Dataset excerpts
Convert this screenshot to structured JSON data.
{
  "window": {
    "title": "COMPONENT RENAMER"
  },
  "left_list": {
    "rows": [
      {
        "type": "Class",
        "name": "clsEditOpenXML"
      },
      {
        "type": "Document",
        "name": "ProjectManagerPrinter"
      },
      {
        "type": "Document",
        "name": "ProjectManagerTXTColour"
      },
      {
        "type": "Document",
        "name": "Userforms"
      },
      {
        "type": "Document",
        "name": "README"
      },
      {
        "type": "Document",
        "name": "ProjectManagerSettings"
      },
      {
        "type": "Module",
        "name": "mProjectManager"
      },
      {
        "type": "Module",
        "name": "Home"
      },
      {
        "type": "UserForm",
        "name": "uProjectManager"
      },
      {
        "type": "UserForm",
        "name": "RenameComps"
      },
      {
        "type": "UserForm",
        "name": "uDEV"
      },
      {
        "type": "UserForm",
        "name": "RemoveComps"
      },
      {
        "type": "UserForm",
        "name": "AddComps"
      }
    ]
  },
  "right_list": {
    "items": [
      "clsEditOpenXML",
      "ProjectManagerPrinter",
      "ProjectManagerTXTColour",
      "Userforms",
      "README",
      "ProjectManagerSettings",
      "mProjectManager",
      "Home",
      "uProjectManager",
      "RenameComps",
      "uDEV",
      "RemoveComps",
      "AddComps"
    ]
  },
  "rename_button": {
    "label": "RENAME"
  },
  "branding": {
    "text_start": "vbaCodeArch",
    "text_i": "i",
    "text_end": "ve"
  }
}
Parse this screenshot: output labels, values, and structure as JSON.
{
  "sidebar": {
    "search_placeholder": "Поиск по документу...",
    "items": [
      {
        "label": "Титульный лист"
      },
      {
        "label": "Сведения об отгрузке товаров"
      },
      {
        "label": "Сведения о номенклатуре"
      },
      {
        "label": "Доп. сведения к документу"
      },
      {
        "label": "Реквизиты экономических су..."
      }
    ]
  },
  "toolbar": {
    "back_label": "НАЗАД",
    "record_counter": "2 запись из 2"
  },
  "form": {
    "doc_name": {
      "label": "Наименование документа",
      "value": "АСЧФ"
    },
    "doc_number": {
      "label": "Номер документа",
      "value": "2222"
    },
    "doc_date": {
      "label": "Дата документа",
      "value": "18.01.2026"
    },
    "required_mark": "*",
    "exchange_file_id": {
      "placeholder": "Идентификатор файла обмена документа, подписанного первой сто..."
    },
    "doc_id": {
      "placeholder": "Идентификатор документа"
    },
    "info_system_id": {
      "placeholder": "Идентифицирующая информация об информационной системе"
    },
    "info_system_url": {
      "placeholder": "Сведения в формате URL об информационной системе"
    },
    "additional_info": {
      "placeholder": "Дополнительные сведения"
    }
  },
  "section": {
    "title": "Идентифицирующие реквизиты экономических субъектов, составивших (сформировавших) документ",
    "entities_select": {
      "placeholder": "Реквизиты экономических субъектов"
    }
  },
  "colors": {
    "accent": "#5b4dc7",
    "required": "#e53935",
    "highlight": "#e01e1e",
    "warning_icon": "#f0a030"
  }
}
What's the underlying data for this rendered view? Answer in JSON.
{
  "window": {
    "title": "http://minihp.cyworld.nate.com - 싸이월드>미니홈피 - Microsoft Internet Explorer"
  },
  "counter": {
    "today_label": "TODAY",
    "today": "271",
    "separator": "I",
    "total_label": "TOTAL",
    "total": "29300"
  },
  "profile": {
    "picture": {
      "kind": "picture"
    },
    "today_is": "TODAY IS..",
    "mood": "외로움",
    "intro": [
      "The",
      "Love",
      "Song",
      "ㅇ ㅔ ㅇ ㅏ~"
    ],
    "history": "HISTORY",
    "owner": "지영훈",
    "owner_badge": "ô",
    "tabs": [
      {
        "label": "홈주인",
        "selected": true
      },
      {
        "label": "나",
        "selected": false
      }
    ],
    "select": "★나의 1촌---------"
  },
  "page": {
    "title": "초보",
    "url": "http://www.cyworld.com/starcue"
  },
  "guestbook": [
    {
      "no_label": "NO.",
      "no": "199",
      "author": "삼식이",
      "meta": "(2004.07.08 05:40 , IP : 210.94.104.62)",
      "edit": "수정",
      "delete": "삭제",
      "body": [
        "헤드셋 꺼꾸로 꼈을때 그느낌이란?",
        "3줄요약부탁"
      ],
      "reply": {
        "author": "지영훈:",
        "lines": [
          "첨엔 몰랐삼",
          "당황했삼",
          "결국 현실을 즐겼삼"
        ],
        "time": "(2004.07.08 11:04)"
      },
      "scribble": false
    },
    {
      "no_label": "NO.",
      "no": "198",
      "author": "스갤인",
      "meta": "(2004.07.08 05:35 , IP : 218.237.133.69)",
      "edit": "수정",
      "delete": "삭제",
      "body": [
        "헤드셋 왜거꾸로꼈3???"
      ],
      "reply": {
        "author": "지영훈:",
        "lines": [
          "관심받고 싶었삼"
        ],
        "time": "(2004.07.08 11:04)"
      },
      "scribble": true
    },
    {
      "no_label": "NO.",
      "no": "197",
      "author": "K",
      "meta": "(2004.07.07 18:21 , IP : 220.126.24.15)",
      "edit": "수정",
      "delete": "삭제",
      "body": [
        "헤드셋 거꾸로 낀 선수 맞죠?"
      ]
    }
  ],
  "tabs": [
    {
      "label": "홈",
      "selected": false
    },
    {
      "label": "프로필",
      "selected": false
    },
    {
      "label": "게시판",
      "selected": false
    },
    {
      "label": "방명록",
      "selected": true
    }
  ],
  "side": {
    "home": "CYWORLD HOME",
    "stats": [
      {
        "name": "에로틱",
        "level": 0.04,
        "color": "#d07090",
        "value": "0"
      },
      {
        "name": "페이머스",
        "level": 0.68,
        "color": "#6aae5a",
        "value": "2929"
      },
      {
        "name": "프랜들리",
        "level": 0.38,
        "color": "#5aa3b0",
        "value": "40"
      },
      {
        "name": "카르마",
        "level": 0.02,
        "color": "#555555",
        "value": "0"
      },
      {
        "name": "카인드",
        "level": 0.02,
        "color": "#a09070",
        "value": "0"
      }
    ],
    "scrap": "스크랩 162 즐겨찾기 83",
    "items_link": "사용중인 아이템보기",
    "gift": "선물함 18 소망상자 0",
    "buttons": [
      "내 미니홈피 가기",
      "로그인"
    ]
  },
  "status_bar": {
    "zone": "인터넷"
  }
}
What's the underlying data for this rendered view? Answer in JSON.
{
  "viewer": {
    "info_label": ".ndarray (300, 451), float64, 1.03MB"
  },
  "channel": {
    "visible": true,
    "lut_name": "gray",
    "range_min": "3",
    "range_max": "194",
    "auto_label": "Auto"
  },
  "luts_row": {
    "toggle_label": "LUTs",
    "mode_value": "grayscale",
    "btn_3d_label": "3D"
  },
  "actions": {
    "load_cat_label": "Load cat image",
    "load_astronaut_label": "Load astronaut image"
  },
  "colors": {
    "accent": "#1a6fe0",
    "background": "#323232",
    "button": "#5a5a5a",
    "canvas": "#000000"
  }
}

_REQUIRED TASK_
Write the entire listing out again, word for word.

_EXERCISE ANSWER_
Convert this screenshot to structured JSON data.
{
  "window": {
    "title": "COMPONENT RENAMER"
  },
  "left_list": {
    "rows": [
      {
        "type": "Class",
        "name": "clsEditOpenXML"
      },
      {
        "type": "Document",
        "name": "ProjectManagerPrinter"
      },
      {
        "type": "Document",
        "name": "ProjectManagerTXTColour"
      },
      {
        "type": "Document",
        "name": "Userforms"
      },
      {
        "type": "Document",
        "name": "README"
      },
      {
        "type": "Document",
        "name": "ProjectManagerSettings"
      },
      {
        "type": "Module",
        "name": "mProjectManager"
      },
      {
        "type": "Module",
        "name": "Home"
      },
      {
        "type": "UserForm",
        "name": "uProjectManager"
      },
      {
        "type": "UserForm",
        "name": "RenameComps"
      },
      {
        "type": "UserForm",
        "name": "uDEV"
      },
      {
        "type": "UserForm",
        "name": "RemoveComps"
      },
      {
        "type": "UserForm",
        "name": "AddComps"
      }
    ]
  },
  "right_list": {
    "items": [
      "clsEditOpenXML",
      "ProjectManagerPrinter",
      "ProjectManagerTXTColour",
      "Userforms",
      "README",
      "ProjectManagerSettings",
      "mProjectManager",
      "Home",
      "uProjectManager",
      "RenameComps",
      "uDEV",
      "RemoveComps",
      "AddComps"
    ]
  },
  "rename_button": {
    "label": "RENAME"
  },
  "branding": {
    "text_start": "vbaCodeArch",
    "text_i": "i",
    "text_end": "ve"
  }
}
Parse this screenshot: output labels, values, and structure as JSON.
{
  "sidebar": {
    "search_placeholder": "Поиск по документу...",
    "items": [
      {
        "label": "Титульный лист"
      },
      {
        "label": "Сведения об отгрузке товаров"
      },
      {
        "label": "Сведения о номенклатуре"
      },
      {
        "label": "Доп. сведения к документу"
      },
      {
        "label": "Реквизиты экономических су..."
      }
    ]
  },
  "toolbar": {
    "back_label": "НАЗАД",
    "record_counter": "2 запись из 2"
  },
  "form": {
    "doc_name": {
      "label": "Наименование документа",
      "value": "АСЧФ"
    },
    "doc_number": {
      "label": "Номер документа",
      "value": "2222"
    },
    "doc_date": {
      "label": "Дата документа",
      "value": "18.01.2026"
    },
    "required_mark": "*",
    "exchange_file_id": {
      "placeholder": "Идентификатор файла обмена документа, подписанного первой сто..."
    },
    "doc_id": {
      "placeholder": "Идентификатор документа"
    },
    "info_system_id": {
      "placeholder": "Идентифицирующая информация об информационной системе"
    },
    "info_system_url": {
      "placeholder": "Сведения в формате URL об информационной системе"
    },
    "additional_info": {
      "placeholder": "Дополнительные сведения"
    }
  },
  "section": {
    "title": "Идентифицирующие реквизиты экономических субъектов, составивших (сформировавших) документ",
    "entities_select": {
      "placeholder": "Реквизиты экономических субъектов"
    }
  },
  "colors": {
    "accent": "#5b4dc7",
    "required": "#e53935",
    "highlight": "#e01e1e",
    "warning_icon": "#f0a030"
  }
}
What's the underlying data for this rendered view? Answer in JSON.
{
  "window": {
    "title": "http://minihp.cyworld.nate.com - 싸이월드>미니홈피 - Microsoft Internet Explorer"
  },
  "counter": {
    "today_label": "TODAY",
    "today": "271",
    "separator": "I",
    "total_label": "TOTAL",
    "total": "29300"
  },
  "profile": {
    "picture": {
      "kind": "picture"
    },
    "today_is": "TODAY IS..",
    "mood": "외로움",
    "intro": [
      "The",
      "Love",
      "Song",
      "ㅇ ㅔ ㅇ ㅏ~"
    ],
    "history": "HISTORY",
    "owner": "지영훈",
    "owner_badge": "ô",
    "tabs": [
      {
        "label": "홈주인",
        "selected": true
      },
      {
        "label": "나",
        "selected": false
      }
    ],
    "select": "★나의 1촌---------"
  },
  "page": {
    "title": "초보",
    "url": "http://www.cyworld.com/starcue"
  },
  "guestbook": [
    {
      "no_label": "NO.",
      "no": "199",
      "author": "삼식이",
      "meta": "(2004.07.08 05:40 , IP : 210.94.104.62)",
      "edit": "수정",
      "delete": "삭제",
      "body": [
        "헤드셋 꺼꾸로 꼈을때 그느낌이란?",
        "3줄요약부탁"
      ],
      "reply": {
        "author": "지영훈:",
        "lines": [
          "첨엔 몰랐삼",
          "당황했삼",
          "결국 현실을 즐겼삼"
        ],
        "time": "(2004.07.08 11:04)"
      },
      "scribble": false
    },
    {
      "no_label": "NO.",
      "no": "198",
      "author": "스갤인",
      "meta": "(2004.07.08 05:35 , IP : 218.237.133.69)",
      "edit": "수정",
      "delete": "삭제",
      "body": [
        "헤드셋 왜거꾸로꼈3???"
      ],
      "reply": {
        "author": "지영훈:",
        "lines": [
          "관심받고 싶었삼"
        ],
        "time": "(2004.07.08 11:04)"
      },
      "scribble": true
    },
    {
      "no_label": "NO.",
      "no": "197",
      "author": "K",
      "meta": "(2004.07.07 18:21 , IP : 220.126.24.15)",
      "edit": "수정",
      "delete": "삭제",
      "body": [
        "헤드셋 거꾸로 낀 선수 맞죠?"
      ]
    }
  ],
  "tabs": [
    {
      "label": "홈",
      "selected": false
    },
    {
      "label": "프로필",
      "selected": false
    },
    {
      "label": "게시판",
      "selected": false
    },
    {
      "label": "방명록",
      "selected": true
    }
  ],
  "side": {
    "home": "CYWORLD HOME",
    "stats": [
      {
        "name": "에로틱",
        "level": 0.04,
        "color": "#d07090",
        "value": "0"
      },
      {
        "name": "페이머스",
        "level": 0.68,
        "color": "#6aae5a",
        "value": "2929"
      },
      {
        "name": "프랜들리",
        "level": 0.38,
        "color": "#5aa3b0",
        "value": "40"
      },
      {
        "name": "카르마",
        "level": 0.02,
        "color": "#555555",
        "value": "0"
      },
      {
        "name": "카인드",
        "level": 0.02,
        "color": "#a09070",
        "value": "0"
      }
    ],
    "scrap": "스크랩 162 즐겨찾기 83",
    "items_link": "사용중인 아이템보기",
    "gift": "선물함 18 소망상자 0",
    "buttons": [
      "내 미니홈피 가기",
      "로그인"
    ]
  },
  "status_bar": {
    "zone": "인터넷"
  }
}
What's the underlying data for this rendered view? Answer in JSON.
{
  "viewer": {
    "info_label": ".ndarray (300, 451), float64, 1.03MB"
  },
  "channel": {
    "visible": true,
    "lut_name": "gray",
    "range_min": "3",
    "range_max": "194",
    "auto_label": "Auto"
  },
  "luts_row": {
    "toggle_label": "LUTs",
    "mode_value": "grayscale",
    "btn_3d_label": "3D"
  },
  "actions": {
    "load_cat_label": "Load cat image",
    "load_astronaut_label": "Load astronaut image"
  },
  "colors": {
    "accent": "#1a6fe0",
    "background": "#323232",
    "button": "#5a5a5a",
    "canvas": "#000000"
  }
}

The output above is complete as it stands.